» **TASK GOAL**:
Repeat the records in full and exactly, omitting pictures.

» **Data items**:
++++++++++++++++++++
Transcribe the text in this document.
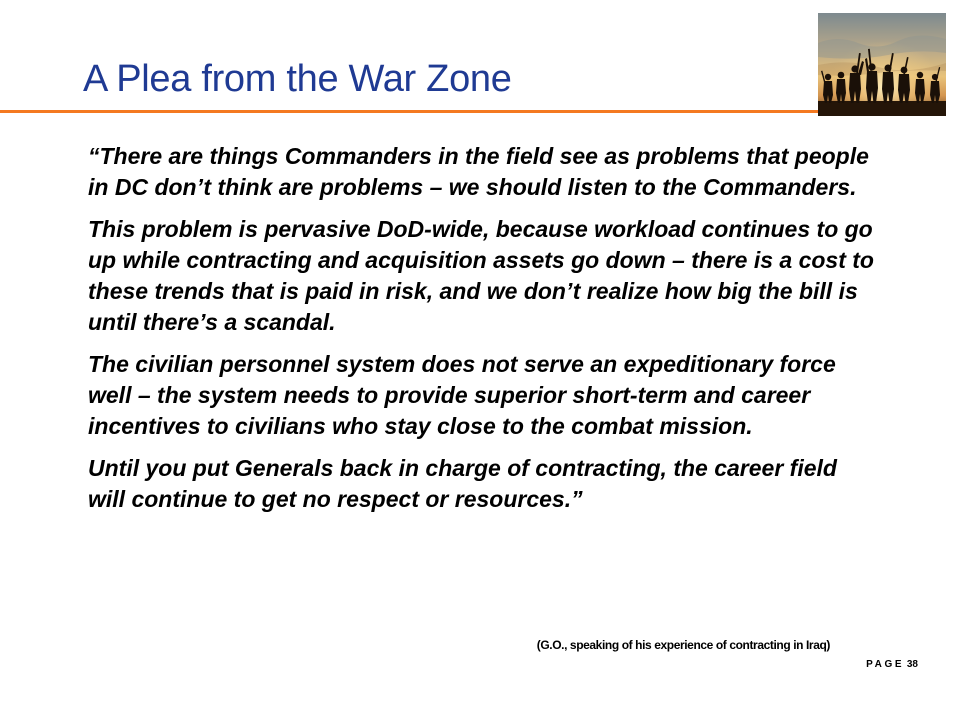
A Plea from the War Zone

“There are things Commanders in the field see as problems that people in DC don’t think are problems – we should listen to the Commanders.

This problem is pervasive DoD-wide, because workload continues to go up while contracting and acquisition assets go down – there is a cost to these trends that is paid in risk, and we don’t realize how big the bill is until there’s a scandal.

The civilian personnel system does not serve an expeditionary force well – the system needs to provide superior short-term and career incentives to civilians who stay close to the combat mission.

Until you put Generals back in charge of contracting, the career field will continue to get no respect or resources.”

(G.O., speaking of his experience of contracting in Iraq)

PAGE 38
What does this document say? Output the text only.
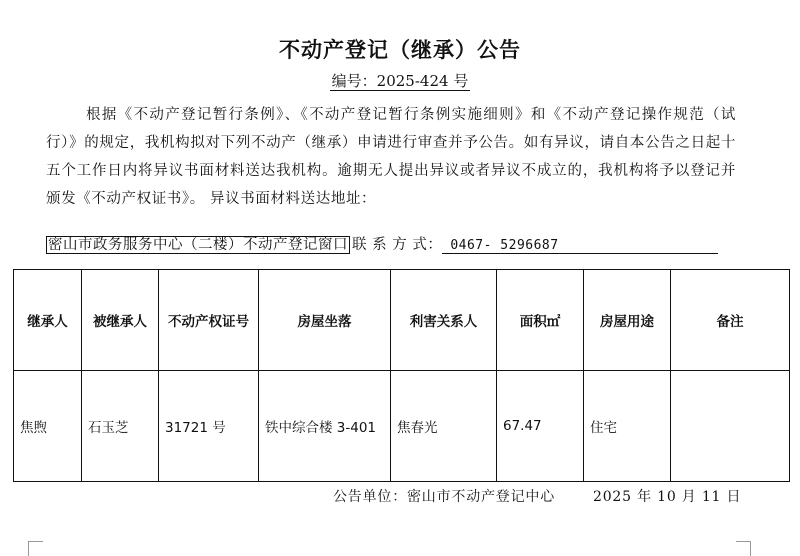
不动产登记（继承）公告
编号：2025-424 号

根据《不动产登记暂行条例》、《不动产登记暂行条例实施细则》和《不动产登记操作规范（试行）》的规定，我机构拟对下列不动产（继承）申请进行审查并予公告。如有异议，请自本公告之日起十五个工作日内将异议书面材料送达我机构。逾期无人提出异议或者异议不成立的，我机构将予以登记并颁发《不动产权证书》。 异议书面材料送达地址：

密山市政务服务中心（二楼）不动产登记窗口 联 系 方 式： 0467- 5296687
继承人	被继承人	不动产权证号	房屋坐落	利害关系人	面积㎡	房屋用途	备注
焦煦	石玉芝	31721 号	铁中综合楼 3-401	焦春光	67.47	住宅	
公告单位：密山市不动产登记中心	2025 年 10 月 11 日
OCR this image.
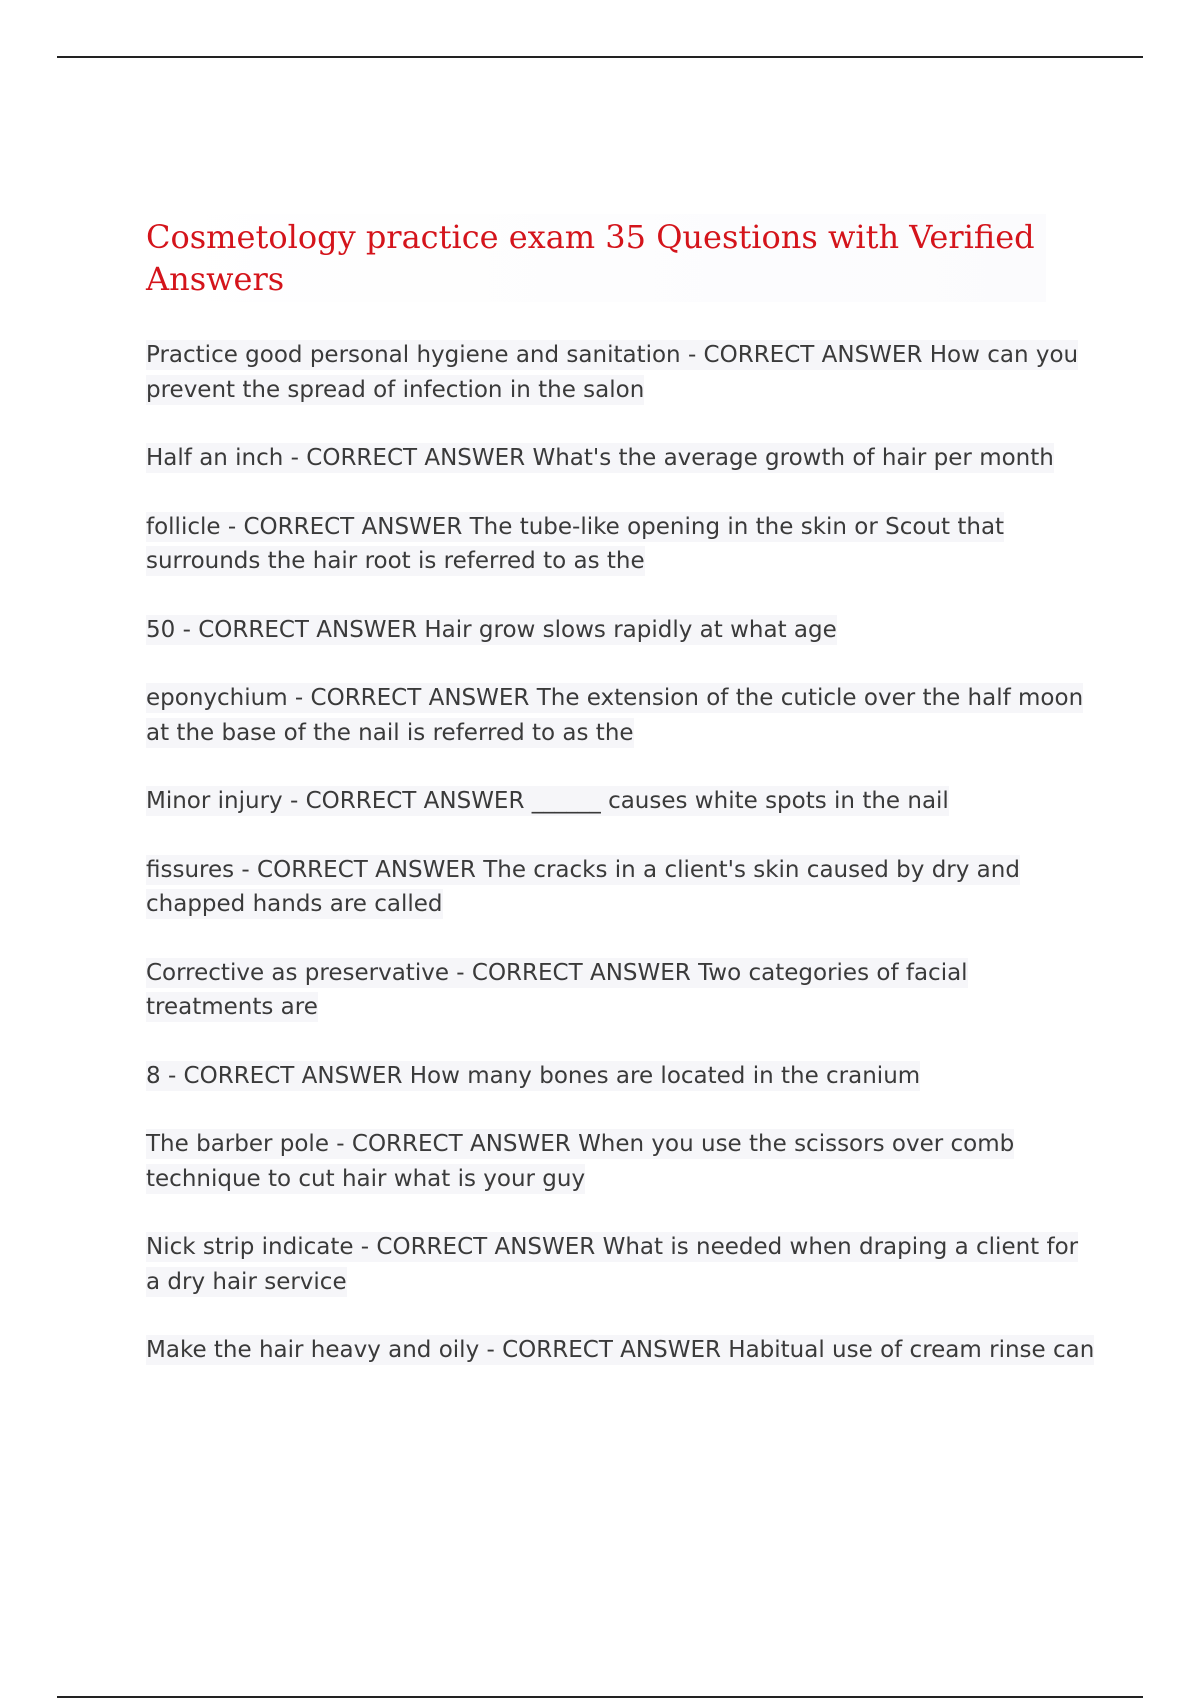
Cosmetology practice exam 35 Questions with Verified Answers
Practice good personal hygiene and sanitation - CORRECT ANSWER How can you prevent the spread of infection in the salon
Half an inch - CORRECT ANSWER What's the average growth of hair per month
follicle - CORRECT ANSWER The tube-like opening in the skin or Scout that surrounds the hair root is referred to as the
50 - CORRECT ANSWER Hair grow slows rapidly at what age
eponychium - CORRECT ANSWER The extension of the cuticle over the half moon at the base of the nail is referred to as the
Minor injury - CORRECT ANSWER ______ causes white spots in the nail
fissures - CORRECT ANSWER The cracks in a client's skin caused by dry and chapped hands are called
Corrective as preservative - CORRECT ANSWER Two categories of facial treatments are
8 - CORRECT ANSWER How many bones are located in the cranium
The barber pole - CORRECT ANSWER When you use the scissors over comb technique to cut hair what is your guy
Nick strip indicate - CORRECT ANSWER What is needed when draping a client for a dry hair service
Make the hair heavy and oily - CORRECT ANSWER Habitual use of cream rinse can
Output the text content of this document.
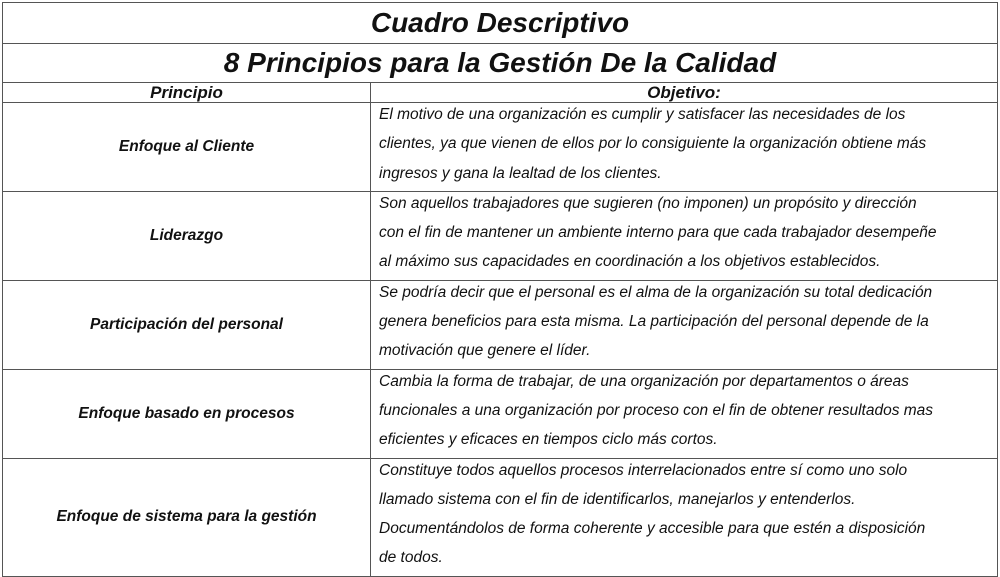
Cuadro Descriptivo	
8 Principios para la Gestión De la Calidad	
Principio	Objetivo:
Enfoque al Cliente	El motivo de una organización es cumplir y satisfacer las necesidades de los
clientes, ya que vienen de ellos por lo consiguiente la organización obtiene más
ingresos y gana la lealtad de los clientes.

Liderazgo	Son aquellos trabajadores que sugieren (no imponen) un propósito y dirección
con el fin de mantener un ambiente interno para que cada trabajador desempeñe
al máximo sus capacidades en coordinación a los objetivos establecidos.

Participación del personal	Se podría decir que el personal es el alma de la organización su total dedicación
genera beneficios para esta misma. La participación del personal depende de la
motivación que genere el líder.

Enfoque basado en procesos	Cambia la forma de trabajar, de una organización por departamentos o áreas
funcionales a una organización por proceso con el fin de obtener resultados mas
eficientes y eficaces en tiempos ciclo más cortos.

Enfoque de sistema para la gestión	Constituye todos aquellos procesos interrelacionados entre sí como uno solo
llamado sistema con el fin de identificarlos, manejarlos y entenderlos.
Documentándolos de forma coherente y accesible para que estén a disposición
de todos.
++++++++++++++++++++
» **COMPLETE RESPONSE**:
Transcribe the text in this document.
A Plea from the War Zone

“There are things Commanders in the field see as problems that people in DC don’t think are problems – we should listen to the Commanders.

This problem is pervasive DoD-wide, because workload continues to go up while contracting and acquisition assets go down – there is a cost to these trends that is paid in risk, and we don’t realize how big the bill is until there’s a scandal.

The civilian personnel system does not serve an expeditionary force well – the system needs to provide superior short-term and career incentives to civilians who stay close to the combat mission.

Until you put Generals back in charge of contracting, the career field will continue to get no respect or resources.”

(G.O., speaking of his experience of contracting in Iraq)

PAGE 38
What does this document say? Output the text only.
不动产登记（继承）公告
编号：2025-424 号

根据《不动产登记暂行条例》、《不动产登记暂行条例实施细则》和《不动产登记操作规范（试行）》的规定，我机构拟对下列不动产（继承）申请进行审查并予公告。如有异议，请自本公告之日起十五个工作日内将异议书面材料送达我机构。逾期无人提出异议或者异议不成立的，我机构将予以登记并颁发《不动产权证书》。 异议书面材料送达地址：

密山市政务服务中心（二楼）不动产登记窗口 联 系 方 式： 0467- 5296687
继承人	被继承人	不动产权证号	房屋坐落	利害关系人	面积㎡	房屋用途	备注
焦煦	石玉芝	31721 号	铁中综合楼 3-401	焦春光	67.47	住宅	
公告单位：密山市不动产登记中心	2025 年 10 月 11 日
OCR this image.
Cosmetology practice exam 35 Questions with Verified Answers
Practice good personal hygiene and sanitation - CORRECT ANSWER How can you prevent the spread of infection in the salon
Half an inch - CORRECT ANSWER What's the average growth of hair per month
follicle - CORRECT ANSWER The tube-like opening in the skin or Scout that surrounds the hair root is referred to as the
50 - CORRECT ANSWER Hair grow slows rapidly at what age
eponychium - CORRECT ANSWER The extension of the cuticle over the half moon at the base of the nail is referred to as the
Minor injury - CORRECT ANSWER ______ causes white spots in the nail
fissures - CORRECT ANSWER The cracks in a client's skin caused by dry and chapped hands are called
Corrective as preservative - CORRECT ANSWER Two categories of facial treatments are
8 - CORRECT ANSWER How many bones are located in the cranium
The barber pole - CORRECT ANSWER When you use the scissors over comb technique to cut hair what is your guy
Nick strip indicate - CORRECT ANSWER What is needed when draping a client for a dry hair service
Make the hair heavy and oily - CORRECT ANSWER Habitual use of cream rinse can
Output the text content of this document.
Cuadro Descriptivo	
8 Principios para la Gestión De la Calidad	
Principio	Objetivo:
Enfoque al Cliente	El motivo de una organización es cumplir y satisfacer las necesidades de los
clientes, ya que vienen de ellos por lo consiguiente la organización obtiene más
ingresos y gana la lealtad de los clientes.

Liderazgo	Son aquellos trabajadores que sugieren (no imponen) un propósito y dirección
con el fin de mantener un ambiente interno para que cada trabajador desempeñe
al máximo sus capacidades en coordinación a los objetivos establecidos.

Participación del personal	Se podría decir que el personal es el alma de la organización su total dedicación
genera beneficios para esta misma. La participación del personal depende de la
motivación que genere el líder.

Enfoque basado en procesos	Cambia la forma de trabajar, de una organización por departamentos o áreas
funcionales a una organización por proceso con el fin de obtener resultados mas
eficientes y eficaces en tiempos ciclo más cortos.

Enfoque de sistema para la gestión	Constituye todos aquellos procesos interrelacionados entre sí como uno solo
llamado sistema con el fin de identificarlos, manejarlos y entenderlos.
Documentándolos de forma coherente y accesible para que estén a disposición
de todos.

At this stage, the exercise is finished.